→ **Estratto fornito**:
-=-=-=-=-

Assolutamente no. Il famoso pop sound — il rumore dello scrocchio — non è altro che un fenomeno fisico chiamato "tribonucleazione". Immagina la capsula articolare come una camera stagna, completamente adesa ai capi articolari: quando viene applicato un vettore forza (l'atto manipolativo) avviene una minima deformazione, nell'ordine dei decimi di millimetro, tra un capo articolare e l'altro.

Da dove nasce il "crack"

Il pop sound deriva dal superamento delle capacità di adesione delle superfici articolari. Non è quindi il segno di qualcosa che si rompe, ma il risultato di un cambiamento fisico che avviene all'interno dell'articolazione.

Cosa dice la ricerca

A differenza di vecchie credenze — secondo cui il "crack" sarebbe dovuto a bolle che scoppiano o a ossa che si rompono — uno studio ha osservato in diretta cosa accade durante la manipolazione tramite risonanza magnetica cinematica. Il liquido sinoviale, superate le sue capacità di tensionamento, raggiunge un punto critico e forma rapidamente una cavità di gas composta da anidride carbonica, ossigeno e azoto.

-=-=-=-=-

→ **Insieme dei record**:
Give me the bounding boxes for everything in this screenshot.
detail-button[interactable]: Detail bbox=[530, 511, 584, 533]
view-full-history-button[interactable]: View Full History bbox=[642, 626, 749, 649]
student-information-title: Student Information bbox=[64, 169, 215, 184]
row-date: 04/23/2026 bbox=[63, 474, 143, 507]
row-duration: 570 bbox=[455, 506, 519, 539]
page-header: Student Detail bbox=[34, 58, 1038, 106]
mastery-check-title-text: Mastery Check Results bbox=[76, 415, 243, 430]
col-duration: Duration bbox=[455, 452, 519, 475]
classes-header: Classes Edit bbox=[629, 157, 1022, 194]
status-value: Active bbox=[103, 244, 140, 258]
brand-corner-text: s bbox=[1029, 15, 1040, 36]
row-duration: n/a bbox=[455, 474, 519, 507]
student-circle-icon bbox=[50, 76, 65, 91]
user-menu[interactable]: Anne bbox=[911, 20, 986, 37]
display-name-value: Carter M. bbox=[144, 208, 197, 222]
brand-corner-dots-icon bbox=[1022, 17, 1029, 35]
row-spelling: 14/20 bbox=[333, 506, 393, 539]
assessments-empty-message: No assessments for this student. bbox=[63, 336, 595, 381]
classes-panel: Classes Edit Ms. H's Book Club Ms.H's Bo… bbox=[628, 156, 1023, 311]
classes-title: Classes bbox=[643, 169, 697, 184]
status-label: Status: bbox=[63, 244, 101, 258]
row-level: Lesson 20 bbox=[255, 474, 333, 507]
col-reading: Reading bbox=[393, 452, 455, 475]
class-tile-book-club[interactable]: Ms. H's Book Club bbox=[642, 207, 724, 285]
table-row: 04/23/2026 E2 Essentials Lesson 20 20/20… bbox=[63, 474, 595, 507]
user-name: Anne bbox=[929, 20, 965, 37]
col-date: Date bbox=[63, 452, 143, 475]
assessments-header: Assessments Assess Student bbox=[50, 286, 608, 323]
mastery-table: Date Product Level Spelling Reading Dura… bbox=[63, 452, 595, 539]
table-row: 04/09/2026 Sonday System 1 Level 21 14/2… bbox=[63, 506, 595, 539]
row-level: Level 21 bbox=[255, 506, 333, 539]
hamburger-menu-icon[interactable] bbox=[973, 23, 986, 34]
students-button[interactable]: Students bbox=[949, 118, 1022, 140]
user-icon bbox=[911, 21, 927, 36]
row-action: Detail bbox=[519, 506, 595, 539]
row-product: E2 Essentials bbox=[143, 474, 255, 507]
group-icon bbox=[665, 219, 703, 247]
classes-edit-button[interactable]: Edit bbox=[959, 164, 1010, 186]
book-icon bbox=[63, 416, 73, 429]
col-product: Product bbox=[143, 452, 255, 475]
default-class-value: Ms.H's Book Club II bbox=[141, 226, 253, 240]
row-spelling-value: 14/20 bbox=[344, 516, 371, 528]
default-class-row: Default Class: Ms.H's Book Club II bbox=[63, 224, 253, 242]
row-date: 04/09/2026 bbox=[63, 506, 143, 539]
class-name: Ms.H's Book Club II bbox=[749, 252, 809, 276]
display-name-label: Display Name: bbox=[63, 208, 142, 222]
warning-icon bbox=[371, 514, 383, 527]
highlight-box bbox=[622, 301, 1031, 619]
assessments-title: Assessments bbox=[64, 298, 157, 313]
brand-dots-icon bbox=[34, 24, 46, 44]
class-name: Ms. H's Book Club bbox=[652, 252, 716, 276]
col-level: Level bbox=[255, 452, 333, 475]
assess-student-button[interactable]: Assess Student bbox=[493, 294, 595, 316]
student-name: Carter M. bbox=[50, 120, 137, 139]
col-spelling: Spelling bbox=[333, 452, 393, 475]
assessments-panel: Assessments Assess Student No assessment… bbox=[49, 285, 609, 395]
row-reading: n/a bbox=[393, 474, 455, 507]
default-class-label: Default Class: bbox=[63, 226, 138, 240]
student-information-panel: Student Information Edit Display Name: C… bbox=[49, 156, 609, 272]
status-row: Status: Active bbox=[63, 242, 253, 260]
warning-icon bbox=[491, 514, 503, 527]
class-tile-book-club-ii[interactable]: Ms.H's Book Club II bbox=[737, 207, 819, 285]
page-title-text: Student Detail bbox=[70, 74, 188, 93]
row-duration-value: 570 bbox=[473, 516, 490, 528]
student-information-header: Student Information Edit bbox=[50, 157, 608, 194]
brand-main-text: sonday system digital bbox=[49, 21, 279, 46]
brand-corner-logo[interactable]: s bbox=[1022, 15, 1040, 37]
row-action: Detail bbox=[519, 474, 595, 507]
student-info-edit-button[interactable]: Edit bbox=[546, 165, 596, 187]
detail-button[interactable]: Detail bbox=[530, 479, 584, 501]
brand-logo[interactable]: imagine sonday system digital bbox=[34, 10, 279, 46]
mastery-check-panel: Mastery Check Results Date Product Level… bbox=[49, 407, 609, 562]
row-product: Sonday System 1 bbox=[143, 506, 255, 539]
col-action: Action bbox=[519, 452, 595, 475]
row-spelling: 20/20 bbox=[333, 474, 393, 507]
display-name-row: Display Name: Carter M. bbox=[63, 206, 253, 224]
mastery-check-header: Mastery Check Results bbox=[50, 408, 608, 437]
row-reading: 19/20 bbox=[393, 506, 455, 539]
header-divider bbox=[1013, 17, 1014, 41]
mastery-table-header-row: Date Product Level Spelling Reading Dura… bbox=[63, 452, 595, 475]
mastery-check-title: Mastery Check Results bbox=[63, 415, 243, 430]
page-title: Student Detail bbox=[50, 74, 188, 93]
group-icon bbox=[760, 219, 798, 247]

-=-=-=-=-

→ **Obiettivo**: Scriva il seguito del testo sullo scrocchio articolare, partendo subito dopo l'ultima frase riportata.

→ **Risposta**:
In pratica, al superamento delle capacità di adesione della capsula articolare avviene un cambiamento transitorio dallo stato liquido allo stato gassoso, che genera micronuclei composti per circa l'80% da anidride carbonica: è così che nasce il famoso "crack".

A differenza di vecchie credenze, il "crack" non è un osso che si rompe né una bolla che scoppia: è un fenomeno fisico transitorio.

Perché non si può ripetere subito

È stato calcolato che servono circa 20 minuti perché le molecole di questi micronuclei vengano riassorbite nell'articolazione. È questo il motivo per cui non è possibile scrocchiare la stessa articolazione più volte in maniera ravvicinata.

  • Kawchuk GN, Fryer J, Jaremko JL, Zeng H, Rowe L, Thompson R. (2015) «Real-Time Visualization of Joint Cavitation». PLoS ONE.
  • Brodeur R. (1995) «The Audible Release Associated With Joint Manipulation». J Manipulative Physiol Ther, 18(3): 155-164.